GESTELLTES ZIEL -
Wie geht der Artikel über das Münchner Haus für wohnungslose Frauen nach seinem letzten Satz weiter? Schreiben Sie ihn fort.

VORLIEGENDER AUSZUG -
Artikel teilen:

Haus für wohnungslose Frauen in München eröffnet – neuer Ansatz

Obdachlosigkeit ist ein wachsendes Problem in deutschen Städten. Lange versuchte man das Problem mit zeitlich befristeten Unterbringungen zu lösen. Nun gibt es einen neuen Ansatz. Er heißt “Housing First”.

Neue Chance für Frauen, die auf der Straße oder in Notunterkünften leben: In München ist am Freitag eine Einrichtung mit 32 Appartements für wohnungslose Frauen eröffnet worden. Innovativ an dem Projekt namens “Lebensplätze” ist der “Housing-First-Ansatz”. Dabei hat die möglichst dauerhafte Unterbringung Vorrang vor allen anderen Hilfen. Das Wohnen ist an keine andere Bedingung außer die Mietzahlung geknüpft.

“Alle Beratungs- und Hilfsangebote sind freiwillig”, erläuterte die städtische Sozialreferentin Dorothee Schiwy. Mit den “Lebensplätzen” stehe München “bundesweit in einer Vorreiterrolle”. Vermietet werden die Appartements vom Sozialdienst katholischer Frauen (SkF).

Nach Angaben des SkF München handelt es sich um die bayernweit erste Einrichtung dieser Art in Trägerschaft eines katholischen Wohlfahrtsverbands. Inzwischen sind alle 32 Plätze vergeben. “Die älteste Frau, die wir aufnehmen, ist 86”, erläuterte Einrichtungsleiterin Carmen Schwend. “Es gibt Frauen mit Fluchtbiografie, Bewohnerinnen, die psychisch krank sind, Alkohol wird sicher ein Thema sein, und zwei Katzen wurden auch schon angemeldet.” Viele seien “gezeichnet durch ihr Leben”.

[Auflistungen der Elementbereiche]
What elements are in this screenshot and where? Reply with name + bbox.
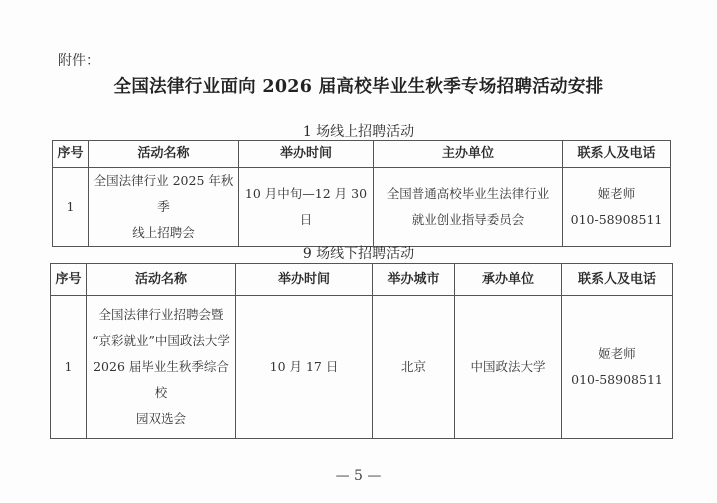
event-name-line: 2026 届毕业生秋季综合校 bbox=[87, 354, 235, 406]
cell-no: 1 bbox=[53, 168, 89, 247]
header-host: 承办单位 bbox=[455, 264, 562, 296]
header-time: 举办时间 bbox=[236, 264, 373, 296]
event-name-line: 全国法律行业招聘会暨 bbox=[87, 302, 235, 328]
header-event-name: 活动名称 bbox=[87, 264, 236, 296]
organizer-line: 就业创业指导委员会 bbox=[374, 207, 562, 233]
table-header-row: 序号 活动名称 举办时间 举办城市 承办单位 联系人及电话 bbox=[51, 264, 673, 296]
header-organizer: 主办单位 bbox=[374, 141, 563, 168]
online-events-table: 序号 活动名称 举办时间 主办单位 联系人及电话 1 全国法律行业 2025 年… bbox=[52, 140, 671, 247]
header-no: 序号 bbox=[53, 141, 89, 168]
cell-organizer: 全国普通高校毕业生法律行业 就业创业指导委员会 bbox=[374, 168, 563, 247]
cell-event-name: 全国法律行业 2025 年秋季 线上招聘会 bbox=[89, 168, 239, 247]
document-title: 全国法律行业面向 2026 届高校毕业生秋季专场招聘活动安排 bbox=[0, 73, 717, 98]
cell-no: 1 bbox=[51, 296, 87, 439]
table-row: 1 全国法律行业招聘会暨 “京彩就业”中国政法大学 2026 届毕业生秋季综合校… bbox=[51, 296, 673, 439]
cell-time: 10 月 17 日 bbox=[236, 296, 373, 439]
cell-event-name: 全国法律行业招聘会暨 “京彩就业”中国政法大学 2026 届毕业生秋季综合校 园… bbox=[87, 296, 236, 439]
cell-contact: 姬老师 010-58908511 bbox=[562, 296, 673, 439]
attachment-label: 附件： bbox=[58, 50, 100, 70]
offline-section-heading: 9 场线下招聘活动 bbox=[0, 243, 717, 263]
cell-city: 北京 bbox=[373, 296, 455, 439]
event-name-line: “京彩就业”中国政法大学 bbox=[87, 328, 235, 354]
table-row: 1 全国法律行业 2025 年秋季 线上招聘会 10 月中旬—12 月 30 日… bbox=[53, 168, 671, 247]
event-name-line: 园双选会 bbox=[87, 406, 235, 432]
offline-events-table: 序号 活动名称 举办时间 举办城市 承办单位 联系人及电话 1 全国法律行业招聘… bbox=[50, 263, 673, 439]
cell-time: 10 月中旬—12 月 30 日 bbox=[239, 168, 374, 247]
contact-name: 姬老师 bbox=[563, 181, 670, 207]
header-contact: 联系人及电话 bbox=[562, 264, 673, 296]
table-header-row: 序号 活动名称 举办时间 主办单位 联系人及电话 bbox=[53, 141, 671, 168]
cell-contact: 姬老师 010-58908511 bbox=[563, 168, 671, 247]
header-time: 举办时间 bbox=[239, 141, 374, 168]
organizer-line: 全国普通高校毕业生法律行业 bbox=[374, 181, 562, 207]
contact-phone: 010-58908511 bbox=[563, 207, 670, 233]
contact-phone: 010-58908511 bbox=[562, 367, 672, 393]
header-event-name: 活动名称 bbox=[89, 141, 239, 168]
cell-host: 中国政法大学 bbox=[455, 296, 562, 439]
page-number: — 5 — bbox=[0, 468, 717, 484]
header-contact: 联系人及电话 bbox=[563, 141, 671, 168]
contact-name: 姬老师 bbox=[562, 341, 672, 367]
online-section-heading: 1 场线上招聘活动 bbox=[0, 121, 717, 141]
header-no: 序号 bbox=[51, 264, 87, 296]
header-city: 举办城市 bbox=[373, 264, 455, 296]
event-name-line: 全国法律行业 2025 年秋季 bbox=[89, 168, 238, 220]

==

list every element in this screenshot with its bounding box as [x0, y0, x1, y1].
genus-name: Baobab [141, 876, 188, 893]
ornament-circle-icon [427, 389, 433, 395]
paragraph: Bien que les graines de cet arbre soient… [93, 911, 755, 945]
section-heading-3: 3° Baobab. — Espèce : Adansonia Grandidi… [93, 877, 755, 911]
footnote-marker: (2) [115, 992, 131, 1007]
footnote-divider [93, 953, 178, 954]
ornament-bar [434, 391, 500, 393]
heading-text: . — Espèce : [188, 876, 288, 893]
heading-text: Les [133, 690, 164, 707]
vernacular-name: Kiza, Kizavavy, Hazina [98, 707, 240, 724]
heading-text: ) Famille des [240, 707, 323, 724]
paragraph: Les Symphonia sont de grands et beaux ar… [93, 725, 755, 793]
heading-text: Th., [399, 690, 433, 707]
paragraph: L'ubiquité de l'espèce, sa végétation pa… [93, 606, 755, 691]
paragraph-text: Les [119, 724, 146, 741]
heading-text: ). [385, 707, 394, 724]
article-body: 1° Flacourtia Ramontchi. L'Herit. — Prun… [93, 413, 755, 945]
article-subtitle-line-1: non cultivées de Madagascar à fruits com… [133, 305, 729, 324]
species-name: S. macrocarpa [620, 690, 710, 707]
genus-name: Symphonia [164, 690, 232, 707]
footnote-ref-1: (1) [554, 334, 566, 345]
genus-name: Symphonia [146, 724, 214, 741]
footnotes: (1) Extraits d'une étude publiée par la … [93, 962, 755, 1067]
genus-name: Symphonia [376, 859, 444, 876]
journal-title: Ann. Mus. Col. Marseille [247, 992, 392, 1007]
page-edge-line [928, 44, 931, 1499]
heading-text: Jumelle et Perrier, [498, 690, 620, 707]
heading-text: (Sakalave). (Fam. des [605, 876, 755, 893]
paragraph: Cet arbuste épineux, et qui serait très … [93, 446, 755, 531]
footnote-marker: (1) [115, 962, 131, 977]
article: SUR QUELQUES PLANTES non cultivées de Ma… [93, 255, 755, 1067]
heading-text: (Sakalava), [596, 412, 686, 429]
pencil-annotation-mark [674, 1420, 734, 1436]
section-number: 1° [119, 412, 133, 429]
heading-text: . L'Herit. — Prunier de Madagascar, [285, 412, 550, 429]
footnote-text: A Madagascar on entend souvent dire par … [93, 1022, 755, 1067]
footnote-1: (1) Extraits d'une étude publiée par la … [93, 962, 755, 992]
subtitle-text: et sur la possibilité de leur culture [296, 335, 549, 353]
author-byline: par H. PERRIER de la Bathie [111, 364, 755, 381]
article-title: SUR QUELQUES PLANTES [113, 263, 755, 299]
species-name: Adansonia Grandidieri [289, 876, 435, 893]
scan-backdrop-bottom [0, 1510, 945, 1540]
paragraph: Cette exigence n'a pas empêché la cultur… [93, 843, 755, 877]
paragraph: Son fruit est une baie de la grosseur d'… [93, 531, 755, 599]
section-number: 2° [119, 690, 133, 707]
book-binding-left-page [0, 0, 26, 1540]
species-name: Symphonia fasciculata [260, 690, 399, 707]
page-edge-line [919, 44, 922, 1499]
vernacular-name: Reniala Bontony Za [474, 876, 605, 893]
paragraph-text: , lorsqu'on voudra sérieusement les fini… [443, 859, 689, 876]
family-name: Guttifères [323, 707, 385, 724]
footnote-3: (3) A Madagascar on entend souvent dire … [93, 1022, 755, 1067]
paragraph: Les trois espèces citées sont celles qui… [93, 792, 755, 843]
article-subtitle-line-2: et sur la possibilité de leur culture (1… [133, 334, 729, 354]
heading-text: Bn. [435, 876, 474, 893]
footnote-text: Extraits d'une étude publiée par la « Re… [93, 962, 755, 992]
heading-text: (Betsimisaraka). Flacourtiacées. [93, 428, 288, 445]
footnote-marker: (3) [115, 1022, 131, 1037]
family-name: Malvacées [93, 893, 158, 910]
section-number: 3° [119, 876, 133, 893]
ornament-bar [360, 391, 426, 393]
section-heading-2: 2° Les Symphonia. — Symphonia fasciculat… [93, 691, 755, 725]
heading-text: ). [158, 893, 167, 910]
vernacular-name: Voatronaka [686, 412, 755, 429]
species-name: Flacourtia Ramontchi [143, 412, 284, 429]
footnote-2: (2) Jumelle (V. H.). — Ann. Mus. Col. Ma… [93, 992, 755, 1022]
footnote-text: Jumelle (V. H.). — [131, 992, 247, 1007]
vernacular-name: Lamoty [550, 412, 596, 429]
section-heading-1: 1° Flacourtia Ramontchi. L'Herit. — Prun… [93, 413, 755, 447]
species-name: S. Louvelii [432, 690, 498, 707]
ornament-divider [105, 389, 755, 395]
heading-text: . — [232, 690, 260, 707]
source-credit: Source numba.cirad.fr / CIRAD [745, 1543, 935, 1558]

--

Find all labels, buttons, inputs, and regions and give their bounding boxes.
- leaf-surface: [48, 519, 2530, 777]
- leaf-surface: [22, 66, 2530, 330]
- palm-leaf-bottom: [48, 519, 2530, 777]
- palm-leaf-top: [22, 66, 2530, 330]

ANTWORT ZUR AUFGABE -
Schwend fügte hinzu, den Frauen würden pädagogische, medizinische und hauswirtschaftliche Hilfen angeboten. “Wir wollen in ganz kleinen Schritten auf die Bewohnerinnen zugehen, immer wieder Kontakt suchen, aber sie eben zu nichts zwingen.” Aber manche wollten erst einmal gar nichts mit Sozialpädagoginnen zu tun haben. “Aus ähnlichen Einrichtungen in München wissen wir, dass wir da sicher auch eine hohe Frustrationstoleranz brauchen.”

Heidi Rösler, Vorstandsvorsitzende des SkF München, sagte: “Der Anteil älterer, wohnungsloser Frauen steigt. Sie haben schwierige Lebensphasen durchgemacht und sehr oft Gewalt erlebt. Wir wissen: Erst wenn diese Frauen ein sicheres Zuhause haben, können sie ihre anderen Themen angehen.” Dieses “moderne Konzept” gebe den Frauen ein Stück ihrer Würde zurück.

Die Stadt München hat die Baukosten für die zwei Gebäude mit 4,2 Millionen Euro bezuschusst und gibt auch Geld für den Betrieb der “Lebensplätze”. Diese Wohnform wird der Stadt zufolge in einem anderen Projekt für 26 Frauen bereits seit 2011 umgesetzt. Im Laufe des Jahres würden weitere 34 Appartements hinzukommen. Damit ist der Bedarf laut Münchner Sozialreferat vorerst gedeckt.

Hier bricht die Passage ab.